Stated task
Copy the lines holding the word "แผนกบร", all of them.

Task data
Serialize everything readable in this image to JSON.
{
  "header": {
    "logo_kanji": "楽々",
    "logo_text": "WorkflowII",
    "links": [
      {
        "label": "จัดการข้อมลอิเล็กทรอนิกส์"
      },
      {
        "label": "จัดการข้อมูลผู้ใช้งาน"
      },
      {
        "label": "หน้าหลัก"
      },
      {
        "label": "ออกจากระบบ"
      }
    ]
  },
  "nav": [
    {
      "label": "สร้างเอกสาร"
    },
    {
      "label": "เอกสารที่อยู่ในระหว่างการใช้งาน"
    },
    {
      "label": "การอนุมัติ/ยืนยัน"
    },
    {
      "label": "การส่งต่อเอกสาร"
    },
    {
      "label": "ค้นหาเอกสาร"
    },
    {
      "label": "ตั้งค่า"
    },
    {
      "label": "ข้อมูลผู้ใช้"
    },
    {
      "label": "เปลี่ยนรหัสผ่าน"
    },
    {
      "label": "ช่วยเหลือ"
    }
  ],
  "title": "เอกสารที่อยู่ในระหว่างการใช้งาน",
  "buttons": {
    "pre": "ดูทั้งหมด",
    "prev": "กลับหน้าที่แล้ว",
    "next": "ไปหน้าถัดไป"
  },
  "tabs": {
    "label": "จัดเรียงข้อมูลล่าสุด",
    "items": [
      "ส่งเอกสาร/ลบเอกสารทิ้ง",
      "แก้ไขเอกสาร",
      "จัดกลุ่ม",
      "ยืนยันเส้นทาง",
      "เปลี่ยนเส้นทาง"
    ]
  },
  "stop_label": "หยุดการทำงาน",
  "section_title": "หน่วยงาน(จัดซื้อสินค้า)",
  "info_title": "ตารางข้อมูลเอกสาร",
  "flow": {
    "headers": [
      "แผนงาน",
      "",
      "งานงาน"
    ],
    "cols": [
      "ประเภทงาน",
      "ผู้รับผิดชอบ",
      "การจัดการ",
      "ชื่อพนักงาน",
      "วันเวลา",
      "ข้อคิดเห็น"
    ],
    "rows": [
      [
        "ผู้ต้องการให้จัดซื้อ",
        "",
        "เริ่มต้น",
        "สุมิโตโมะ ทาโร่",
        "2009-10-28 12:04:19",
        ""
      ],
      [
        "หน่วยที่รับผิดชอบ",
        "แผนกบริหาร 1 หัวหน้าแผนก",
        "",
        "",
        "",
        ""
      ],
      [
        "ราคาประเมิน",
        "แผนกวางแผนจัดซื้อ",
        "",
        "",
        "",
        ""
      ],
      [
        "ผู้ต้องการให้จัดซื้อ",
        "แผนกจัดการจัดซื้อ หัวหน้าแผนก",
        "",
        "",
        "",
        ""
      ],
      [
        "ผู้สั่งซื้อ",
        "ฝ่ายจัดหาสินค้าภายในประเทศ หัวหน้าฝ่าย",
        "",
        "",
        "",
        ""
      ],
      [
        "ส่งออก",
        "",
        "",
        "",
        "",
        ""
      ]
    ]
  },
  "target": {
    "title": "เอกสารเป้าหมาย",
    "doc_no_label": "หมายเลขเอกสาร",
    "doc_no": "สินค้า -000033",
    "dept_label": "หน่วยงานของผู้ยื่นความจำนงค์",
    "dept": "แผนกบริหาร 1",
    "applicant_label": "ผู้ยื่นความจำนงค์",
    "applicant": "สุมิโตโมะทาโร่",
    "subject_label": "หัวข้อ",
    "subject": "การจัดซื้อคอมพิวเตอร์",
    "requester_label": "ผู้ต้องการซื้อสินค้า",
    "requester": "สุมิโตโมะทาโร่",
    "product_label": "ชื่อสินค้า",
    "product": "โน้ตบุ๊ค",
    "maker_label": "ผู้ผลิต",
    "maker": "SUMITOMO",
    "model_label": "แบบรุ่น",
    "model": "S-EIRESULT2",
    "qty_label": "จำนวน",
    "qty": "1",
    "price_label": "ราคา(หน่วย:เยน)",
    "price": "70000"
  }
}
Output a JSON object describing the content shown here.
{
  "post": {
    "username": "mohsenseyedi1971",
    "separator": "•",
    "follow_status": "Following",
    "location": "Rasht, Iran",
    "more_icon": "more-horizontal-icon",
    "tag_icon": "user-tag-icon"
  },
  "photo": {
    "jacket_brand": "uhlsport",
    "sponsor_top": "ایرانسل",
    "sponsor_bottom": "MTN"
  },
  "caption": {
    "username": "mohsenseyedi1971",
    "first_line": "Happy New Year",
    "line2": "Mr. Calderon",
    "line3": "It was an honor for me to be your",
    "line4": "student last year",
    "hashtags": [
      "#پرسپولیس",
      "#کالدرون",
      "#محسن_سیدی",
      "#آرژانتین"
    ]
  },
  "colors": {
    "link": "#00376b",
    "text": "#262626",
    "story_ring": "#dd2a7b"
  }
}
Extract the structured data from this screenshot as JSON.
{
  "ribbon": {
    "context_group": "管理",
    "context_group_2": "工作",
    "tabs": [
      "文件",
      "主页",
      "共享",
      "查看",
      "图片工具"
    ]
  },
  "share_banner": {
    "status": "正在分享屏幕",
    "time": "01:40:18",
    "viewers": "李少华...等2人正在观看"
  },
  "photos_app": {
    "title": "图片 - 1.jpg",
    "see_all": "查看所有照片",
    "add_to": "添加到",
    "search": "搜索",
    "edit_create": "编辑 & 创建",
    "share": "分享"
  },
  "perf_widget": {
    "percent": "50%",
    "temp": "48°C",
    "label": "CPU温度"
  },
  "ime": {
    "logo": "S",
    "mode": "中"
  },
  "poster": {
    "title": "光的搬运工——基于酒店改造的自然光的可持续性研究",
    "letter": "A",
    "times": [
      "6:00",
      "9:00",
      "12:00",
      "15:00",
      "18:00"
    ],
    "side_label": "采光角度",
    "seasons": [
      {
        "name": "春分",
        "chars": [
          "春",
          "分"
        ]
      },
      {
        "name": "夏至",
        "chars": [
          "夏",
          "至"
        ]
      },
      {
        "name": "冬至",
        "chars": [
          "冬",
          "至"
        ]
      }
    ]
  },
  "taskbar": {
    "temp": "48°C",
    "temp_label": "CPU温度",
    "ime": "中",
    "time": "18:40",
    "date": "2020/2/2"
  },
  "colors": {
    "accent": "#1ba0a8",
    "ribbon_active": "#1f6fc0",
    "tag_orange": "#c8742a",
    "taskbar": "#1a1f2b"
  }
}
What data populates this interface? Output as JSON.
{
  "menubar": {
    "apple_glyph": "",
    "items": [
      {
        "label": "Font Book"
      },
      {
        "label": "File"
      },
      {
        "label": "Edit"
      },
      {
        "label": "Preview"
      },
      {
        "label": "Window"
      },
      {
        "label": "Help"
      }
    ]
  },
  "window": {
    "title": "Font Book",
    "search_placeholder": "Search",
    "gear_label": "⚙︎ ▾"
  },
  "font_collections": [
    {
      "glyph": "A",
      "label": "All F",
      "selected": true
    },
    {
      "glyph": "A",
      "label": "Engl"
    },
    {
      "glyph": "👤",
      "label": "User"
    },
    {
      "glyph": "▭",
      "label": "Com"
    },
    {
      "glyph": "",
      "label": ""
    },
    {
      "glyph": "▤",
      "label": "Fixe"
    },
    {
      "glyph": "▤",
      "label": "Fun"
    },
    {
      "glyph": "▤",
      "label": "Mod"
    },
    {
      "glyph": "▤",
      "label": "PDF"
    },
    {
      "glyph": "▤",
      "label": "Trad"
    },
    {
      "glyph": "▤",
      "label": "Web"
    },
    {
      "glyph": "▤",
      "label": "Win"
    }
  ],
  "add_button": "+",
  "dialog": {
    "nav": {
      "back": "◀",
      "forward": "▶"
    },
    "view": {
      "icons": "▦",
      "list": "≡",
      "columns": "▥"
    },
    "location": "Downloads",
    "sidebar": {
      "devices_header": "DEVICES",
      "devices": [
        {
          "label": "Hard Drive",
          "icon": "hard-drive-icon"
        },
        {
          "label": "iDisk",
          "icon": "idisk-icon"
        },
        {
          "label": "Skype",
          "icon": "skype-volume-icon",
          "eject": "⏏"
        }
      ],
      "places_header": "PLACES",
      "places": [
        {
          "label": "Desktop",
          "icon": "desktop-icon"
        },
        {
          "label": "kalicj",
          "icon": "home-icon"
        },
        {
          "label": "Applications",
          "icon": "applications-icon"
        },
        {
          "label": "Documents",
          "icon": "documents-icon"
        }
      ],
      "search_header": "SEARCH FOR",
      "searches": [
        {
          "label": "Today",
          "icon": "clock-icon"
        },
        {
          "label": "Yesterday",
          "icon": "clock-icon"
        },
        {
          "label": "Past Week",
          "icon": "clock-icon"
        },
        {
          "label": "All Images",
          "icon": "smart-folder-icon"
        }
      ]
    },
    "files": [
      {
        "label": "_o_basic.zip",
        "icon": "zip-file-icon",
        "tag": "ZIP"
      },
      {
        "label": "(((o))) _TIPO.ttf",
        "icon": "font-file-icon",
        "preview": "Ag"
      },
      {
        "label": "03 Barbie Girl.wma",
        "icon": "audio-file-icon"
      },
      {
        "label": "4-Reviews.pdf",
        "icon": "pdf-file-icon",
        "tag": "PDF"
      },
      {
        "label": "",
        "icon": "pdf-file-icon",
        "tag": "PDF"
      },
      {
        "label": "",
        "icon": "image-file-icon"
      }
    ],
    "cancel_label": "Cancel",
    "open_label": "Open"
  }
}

Expected answer
        "แผนกบริหาร 1 หัวหน้าแผนก",
    "dept": "แผนกบริหาร 1",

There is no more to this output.